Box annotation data
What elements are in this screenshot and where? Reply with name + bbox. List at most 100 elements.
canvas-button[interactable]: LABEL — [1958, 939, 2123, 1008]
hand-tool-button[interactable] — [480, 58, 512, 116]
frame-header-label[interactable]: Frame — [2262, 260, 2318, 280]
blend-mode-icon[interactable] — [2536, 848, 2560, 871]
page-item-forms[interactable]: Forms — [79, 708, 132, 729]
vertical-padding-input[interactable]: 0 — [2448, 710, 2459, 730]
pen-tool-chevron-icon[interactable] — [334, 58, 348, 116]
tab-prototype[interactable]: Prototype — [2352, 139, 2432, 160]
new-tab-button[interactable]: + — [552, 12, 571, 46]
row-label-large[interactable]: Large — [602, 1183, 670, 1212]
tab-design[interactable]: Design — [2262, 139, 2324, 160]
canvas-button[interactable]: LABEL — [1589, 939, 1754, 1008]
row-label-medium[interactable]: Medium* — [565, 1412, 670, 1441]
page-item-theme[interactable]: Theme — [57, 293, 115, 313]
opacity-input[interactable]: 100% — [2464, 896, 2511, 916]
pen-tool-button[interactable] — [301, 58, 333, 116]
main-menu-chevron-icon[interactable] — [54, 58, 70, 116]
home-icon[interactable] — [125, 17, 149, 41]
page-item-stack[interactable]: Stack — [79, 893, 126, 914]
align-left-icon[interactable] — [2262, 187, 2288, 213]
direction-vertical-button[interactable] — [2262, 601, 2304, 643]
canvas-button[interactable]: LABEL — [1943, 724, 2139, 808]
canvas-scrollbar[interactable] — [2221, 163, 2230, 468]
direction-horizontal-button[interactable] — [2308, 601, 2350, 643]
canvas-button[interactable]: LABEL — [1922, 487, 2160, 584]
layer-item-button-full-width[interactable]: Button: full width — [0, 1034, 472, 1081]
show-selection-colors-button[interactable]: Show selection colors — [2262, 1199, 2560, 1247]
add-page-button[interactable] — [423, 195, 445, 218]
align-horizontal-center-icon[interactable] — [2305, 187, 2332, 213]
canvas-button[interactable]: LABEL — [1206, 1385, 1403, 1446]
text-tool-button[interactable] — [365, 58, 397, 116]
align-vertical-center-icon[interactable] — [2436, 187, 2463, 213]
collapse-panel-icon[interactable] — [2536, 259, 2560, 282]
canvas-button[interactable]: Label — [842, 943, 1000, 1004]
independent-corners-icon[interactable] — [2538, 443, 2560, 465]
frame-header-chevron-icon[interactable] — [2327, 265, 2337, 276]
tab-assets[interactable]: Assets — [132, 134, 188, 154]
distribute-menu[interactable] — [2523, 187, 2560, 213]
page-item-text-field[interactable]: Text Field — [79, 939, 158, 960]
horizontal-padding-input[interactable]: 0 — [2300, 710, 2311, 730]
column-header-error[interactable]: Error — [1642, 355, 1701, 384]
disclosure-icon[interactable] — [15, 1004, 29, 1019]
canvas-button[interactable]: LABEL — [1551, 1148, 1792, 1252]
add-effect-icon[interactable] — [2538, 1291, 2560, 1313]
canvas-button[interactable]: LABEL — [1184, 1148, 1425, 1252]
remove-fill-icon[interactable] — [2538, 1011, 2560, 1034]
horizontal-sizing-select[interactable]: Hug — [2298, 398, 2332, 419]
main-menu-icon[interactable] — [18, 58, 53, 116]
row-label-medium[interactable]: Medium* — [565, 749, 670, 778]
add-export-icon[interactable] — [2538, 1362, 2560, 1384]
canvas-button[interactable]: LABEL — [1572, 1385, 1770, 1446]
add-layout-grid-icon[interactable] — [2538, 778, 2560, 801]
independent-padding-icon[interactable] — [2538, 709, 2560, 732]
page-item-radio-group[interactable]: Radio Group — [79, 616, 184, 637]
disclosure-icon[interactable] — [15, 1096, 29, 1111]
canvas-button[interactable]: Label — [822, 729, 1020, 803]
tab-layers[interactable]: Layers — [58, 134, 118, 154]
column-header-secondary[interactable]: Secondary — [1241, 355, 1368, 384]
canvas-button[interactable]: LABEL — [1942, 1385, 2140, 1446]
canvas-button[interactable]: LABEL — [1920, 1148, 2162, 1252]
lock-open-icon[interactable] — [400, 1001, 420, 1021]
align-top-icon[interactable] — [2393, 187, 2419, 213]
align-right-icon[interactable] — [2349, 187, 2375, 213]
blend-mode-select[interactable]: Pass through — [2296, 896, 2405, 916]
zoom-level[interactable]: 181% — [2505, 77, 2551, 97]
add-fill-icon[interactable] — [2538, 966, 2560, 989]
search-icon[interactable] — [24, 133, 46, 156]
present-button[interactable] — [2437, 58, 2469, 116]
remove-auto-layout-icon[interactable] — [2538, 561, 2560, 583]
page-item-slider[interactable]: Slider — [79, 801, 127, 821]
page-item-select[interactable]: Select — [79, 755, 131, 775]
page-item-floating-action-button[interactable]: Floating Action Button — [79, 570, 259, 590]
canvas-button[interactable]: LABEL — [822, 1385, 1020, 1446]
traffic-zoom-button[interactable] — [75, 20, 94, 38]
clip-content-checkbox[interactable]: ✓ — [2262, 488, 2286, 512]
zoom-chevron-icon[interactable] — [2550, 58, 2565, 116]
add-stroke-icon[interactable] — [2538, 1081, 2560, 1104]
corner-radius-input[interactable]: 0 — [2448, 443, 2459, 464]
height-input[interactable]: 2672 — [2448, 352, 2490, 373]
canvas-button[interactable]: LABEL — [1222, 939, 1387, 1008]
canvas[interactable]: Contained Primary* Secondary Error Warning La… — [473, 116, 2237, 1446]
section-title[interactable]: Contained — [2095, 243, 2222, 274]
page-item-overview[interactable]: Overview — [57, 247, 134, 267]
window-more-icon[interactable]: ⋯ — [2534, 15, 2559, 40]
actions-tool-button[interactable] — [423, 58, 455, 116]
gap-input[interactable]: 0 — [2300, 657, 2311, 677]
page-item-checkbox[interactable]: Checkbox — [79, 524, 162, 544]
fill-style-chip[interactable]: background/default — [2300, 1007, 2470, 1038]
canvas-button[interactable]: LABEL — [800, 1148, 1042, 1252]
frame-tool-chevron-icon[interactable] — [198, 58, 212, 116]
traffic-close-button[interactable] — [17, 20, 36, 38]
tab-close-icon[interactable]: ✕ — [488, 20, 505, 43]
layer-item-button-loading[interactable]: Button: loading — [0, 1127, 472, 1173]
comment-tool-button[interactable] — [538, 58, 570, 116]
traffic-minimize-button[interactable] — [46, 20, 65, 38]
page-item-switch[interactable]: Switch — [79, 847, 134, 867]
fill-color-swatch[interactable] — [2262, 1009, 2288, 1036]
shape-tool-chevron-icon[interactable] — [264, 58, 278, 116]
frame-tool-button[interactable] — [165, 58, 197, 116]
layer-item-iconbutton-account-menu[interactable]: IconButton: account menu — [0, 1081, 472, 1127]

TASK GOAL -
Write out every line of the entries above word for word, changing nothing.

TASK OUTPUT -
What elements are in this screenshot and where? Reply with name + bbox. List at most 100 elements.
canvas-button[interactable]: LABEL — [1958, 939, 2123, 1008]
hand-tool-button[interactable] — [480, 58, 512, 116]
frame-header-label[interactable]: Frame — [2262, 260, 2318, 280]
blend-mode-icon[interactable] — [2536, 848, 2560, 871]
page-item-forms[interactable]: Forms — [79, 708, 132, 729]
vertical-padding-input[interactable]: 0 — [2448, 710, 2459, 730]
pen-tool-chevron-icon[interactable] — [334, 58, 348, 116]
tab-prototype[interactable]: Prototype — [2352, 139, 2432, 160]
new-tab-button[interactable]: + — [552, 12, 571, 46]
row-label-large[interactable]: Large — [602, 1183, 670, 1212]
tab-design[interactable]: Design — [2262, 139, 2324, 160]
canvas-button[interactable]: LABEL — [1589, 939, 1754, 1008]
row-label-medium[interactable]: Medium* — [565, 1412, 670, 1441]
page-item-theme[interactable]: Theme — [57, 293, 115, 313]
opacity-input[interactable]: 100% — [2464, 896, 2511, 916]
pen-tool-button[interactable] — [301, 58, 333, 116]
main-menu-chevron-icon[interactable] — [54, 58, 70, 116]
home-icon[interactable] — [125, 17, 149, 41]
page-item-stack[interactable]: Stack — [79, 893, 126, 914]
align-left-icon[interactable] — [2262, 187, 2288, 213]
direction-vertical-button[interactable] — [2262, 601, 2304, 643]
canvas-button[interactable]: LABEL — [1943, 724, 2139, 808]
canvas-scrollbar[interactable] — [2221, 163, 2230, 468]
direction-horizontal-button[interactable] — [2308, 601, 2350, 643]
canvas-button[interactable]: LABEL — [1922, 487, 2160, 584]
layer-item-button-full-width[interactable]: Button: full width — [0, 1034, 472, 1081]
show-selection-colors-button[interactable]: Show selection colors — [2262, 1199, 2560, 1247]
add-page-button[interactable] — [423, 195, 445, 218]
align-horizontal-center-icon[interactable] — [2305, 187, 2332, 213]
canvas-button[interactable]: LABEL — [1206, 1385, 1403, 1446]
text-tool-button[interactable] — [365, 58, 397, 116]
align-vertical-center-icon[interactable] — [2436, 187, 2463, 213]
collapse-panel-icon[interactable] — [2536, 259, 2560, 282]
canvas-button[interactable]: Label — [842, 943, 1000, 1004]
independent-corners-icon[interactable] — [2538, 443, 2560, 465]
frame-header-chevron-icon[interactable] — [2327, 265, 2337, 276]
tab-assets[interactable]: Assets — [132, 134, 188, 154]
distribute-menu[interactable] — [2523, 187, 2560, 213]
page-item-text-field[interactable]: Text Field — [79, 939, 158, 960]
horizontal-padding-input[interactable]: 0 — [2300, 710, 2311, 730]
column-header-error[interactable]: Error — [1642, 355, 1701, 384]
disclosure-icon[interactable] — [15, 1004, 29, 1019]
canvas-button[interactable]: LABEL — [1551, 1148, 1792, 1252]
add-effect-icon[interactable] — [2538, 1291, 2560, 1313]
canvas-button[interactable]: LABEL — [1184, 1148, 1425, 1252]
remove-fill-icon[interactable] — [2538, 1011, 2560, 1034]
horizontal-sizing-select[interactable]: Hug — [2298, 398, 2332, 419]
main-menu-icon[interactable] — [18, 58, 53, 116]
row-label-medium[interactable]: Medium* — [565, 749, 670, 778]
add-export-icon[interactable] — [2538, 1362, 2560, 1384]
canvas-button[interactable]: LABEL — [1572, 1385, 1770, 1446]
add-layout-grid-icon[interactable] — [2538, 778, 2560, 801]
independent-padding-icon[interactable] — [2538, 709, 2560, 732]
page-item-radio-group[interactable]: Radio Group — [79, 616, 184, 637]
disclosure-icon[interactable] — [15, 1096, 29, 1111]
canvas-button[interactable]: Label — [822, 729, 1020, 803]
tab-layers[interactable]: Layers — [58, 134, 118, 154]
column-header-secondary[interactable]: Secondary — [1241, 355, 1368, 384]
canvas-button[interactable]: LABEL — [1942, 1385, 2140, 1446]
canvas-button[interactable]: LABEL — [1920, 1148, 2162, 1252]
lock-open-icon[interactable] — [400, 1001, 420, 1021]
align-top-icon[interactable] — [2393, 187, 2419, 213]
align-right-icon[interactable] — [2349, 187, 2375, 213]
blend-mode-select[interactable]: Pass through — [2296, 896, 2405, 916]
zoom-level[interactable]: 181% — [2505, 77, 2551, 97]
add-fill-icon[interactable] — [2538, 966, 2560, 989]
search-icon[interactable] — [24, 133, 46, 156]
present-button[interactable] — [2437, 58, 2469, 116]
remove-auto-layout-icon[interactable] — [2538, 561, 2560, 583]
page-item-slider[interactable]: Slider — [79, 801, 127, 821]
page-item-select[interactable]: Select — [79, 755, 131, 775]
page-item-floating-action-button[interactable]: Floating Action Button — [79, 570, 259, 590]
canvas-button[interactable]: LABEL — [822, 1385, 1020, 1446]
traffic-zoom-button[interactable] — [75, 20, 94, 38]
clip-content-checkbox[interactable]: ✓ — [2262, 488, 2286, 512]
zoom-chevron-icon[interactable] — [2550, 58, 2565, 116]
add-stroke-icon[interactable] — [2538, 1081, 2560, 1104]
corner-radius-input[interactable]: 0 — [2448, 443, 2459, 464]
height-input[interactable]: 2672 — [2448, 352, 2490, 373]
canvas-button[interactable]: LABEL — [1222, 939, 1387, 1008]
canvas[interactable]: Contained Primary* Secondary Error Warning La… — [473, 116, 2237, 1446]
section-title[interactable]: Contained — [2095, 243, 2222, 274]
page-item-overview[interactable]: Overview — [57, 247, 134, 267]
window-more-icon[interactable]: ⋯ — [2534, 15, 2559, 40]
actions-tool-button[interactable] — [423, 58, 455, 116]
gap-input[interactable]: 0 — [2300, 657, 2311, 677]
page-item-checkbox[interactable]: Checkbox — [79, 524, 162, 544]
fill-style-chip[interactable]: background/default — [2300, 1007, 2470, 1038]
canvas-button[interactable]: LABEL — [800, 1148, 1042, 1252]
frame-tool-chevron-icon[interactable] — [198, 58, 212, 116]
traffic-close-button[interactable] — [17, 20, 36, 38]
tab-close-icon[interactable]: ✕ — [488, 20, 505, 43]
layer-item-button-loading[interactable]: Button: loading — [0, 1127, 472, 1173]
comment-tool-button[interactable] — [538, 58, 570, 116]
traffic-minimize-button[interactable] — [46, 20, 65, 38]
page-item-switch[interactable]: Switch — [79, 847, 134, 867]
fill-color-swatch[interactable] — [2262, 1009, 2288, 1036]
shape-tool-chevron-icon[interactable] — [264, 58, 278, 116]
frame-tool-button[interactable] — [165, 58, 197, 116]
layer-item-iconbutton-account-menu[interactable]: IconButton: account menu — [0, 1081, 472, 1127]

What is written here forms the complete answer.